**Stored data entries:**
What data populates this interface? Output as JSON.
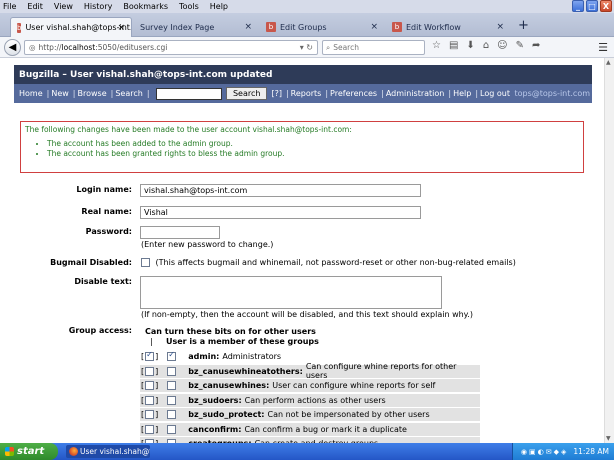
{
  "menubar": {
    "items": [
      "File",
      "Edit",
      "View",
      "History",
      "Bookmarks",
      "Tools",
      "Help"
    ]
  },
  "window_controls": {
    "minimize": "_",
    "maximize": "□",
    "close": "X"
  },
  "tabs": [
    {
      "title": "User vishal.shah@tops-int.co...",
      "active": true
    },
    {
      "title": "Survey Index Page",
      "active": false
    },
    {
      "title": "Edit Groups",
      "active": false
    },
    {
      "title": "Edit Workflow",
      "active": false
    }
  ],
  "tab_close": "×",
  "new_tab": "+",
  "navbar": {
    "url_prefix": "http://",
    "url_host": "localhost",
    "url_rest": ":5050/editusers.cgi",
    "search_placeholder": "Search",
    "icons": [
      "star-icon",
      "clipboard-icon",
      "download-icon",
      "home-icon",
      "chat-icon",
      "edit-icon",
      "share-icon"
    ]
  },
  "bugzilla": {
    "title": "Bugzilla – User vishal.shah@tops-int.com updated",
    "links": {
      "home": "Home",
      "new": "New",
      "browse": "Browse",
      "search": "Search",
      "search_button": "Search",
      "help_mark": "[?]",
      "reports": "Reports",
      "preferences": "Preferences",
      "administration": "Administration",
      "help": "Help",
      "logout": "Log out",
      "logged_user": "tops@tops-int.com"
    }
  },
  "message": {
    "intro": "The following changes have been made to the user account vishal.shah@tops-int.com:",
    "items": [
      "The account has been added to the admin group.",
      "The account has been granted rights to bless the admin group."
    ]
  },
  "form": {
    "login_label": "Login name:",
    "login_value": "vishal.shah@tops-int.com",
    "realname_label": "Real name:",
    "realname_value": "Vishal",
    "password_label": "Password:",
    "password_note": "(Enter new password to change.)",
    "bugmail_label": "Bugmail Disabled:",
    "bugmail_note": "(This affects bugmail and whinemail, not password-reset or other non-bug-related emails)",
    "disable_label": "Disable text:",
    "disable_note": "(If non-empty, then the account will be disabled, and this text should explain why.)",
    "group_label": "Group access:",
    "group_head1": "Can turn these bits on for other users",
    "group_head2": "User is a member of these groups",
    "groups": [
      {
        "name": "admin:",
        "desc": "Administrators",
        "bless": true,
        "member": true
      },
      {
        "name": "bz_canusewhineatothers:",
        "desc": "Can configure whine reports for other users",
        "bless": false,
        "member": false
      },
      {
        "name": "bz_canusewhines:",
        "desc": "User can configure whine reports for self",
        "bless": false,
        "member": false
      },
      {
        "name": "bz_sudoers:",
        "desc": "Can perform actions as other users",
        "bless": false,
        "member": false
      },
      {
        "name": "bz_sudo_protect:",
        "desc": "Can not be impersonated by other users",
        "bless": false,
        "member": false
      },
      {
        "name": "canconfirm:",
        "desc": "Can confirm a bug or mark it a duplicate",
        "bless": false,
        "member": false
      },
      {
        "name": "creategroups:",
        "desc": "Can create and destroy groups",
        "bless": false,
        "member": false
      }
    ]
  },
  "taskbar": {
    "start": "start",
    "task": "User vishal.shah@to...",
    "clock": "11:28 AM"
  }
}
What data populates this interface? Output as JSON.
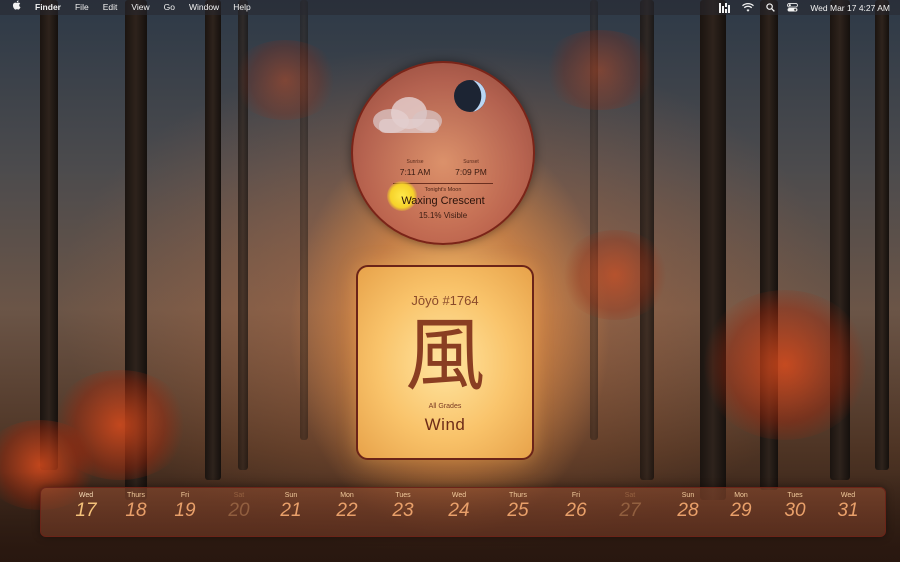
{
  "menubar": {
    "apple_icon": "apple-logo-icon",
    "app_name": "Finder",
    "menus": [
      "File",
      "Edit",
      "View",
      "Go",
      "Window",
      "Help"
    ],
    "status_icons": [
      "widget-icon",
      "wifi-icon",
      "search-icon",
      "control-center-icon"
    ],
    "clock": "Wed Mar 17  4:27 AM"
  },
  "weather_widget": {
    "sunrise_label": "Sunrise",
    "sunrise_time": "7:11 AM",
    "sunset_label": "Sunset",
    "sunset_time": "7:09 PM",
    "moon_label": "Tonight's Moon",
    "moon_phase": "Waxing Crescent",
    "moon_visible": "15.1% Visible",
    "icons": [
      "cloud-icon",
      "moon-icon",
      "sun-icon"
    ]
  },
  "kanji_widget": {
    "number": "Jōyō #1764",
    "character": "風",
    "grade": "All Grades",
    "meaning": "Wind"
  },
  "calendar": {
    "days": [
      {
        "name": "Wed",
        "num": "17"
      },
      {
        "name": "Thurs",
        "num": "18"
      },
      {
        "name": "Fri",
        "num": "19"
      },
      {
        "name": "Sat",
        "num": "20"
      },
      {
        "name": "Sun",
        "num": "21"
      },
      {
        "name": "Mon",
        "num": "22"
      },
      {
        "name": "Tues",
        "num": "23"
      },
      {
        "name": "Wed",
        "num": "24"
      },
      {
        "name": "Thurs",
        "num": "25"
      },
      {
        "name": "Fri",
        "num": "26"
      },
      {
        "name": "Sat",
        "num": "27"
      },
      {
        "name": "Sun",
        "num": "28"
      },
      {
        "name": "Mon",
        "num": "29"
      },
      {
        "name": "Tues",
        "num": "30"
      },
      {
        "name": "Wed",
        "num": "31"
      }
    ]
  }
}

...

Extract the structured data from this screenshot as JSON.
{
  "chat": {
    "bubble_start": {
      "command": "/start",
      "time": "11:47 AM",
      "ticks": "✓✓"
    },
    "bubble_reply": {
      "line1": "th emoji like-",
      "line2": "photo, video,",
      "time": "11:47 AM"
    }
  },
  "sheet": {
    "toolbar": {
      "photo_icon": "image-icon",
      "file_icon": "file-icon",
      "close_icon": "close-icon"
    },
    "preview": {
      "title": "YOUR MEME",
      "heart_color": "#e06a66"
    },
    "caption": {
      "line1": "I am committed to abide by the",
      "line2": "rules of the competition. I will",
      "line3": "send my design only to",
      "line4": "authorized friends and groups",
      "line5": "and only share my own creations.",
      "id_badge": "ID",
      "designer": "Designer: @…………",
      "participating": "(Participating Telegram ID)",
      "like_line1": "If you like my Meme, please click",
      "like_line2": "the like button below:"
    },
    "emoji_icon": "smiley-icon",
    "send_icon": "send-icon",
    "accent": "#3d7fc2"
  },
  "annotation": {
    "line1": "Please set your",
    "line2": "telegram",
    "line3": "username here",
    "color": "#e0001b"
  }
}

**What you should do:** In the entries above, how many lines contain the word "account"? Answer with the number only.

**Worked solution:** 4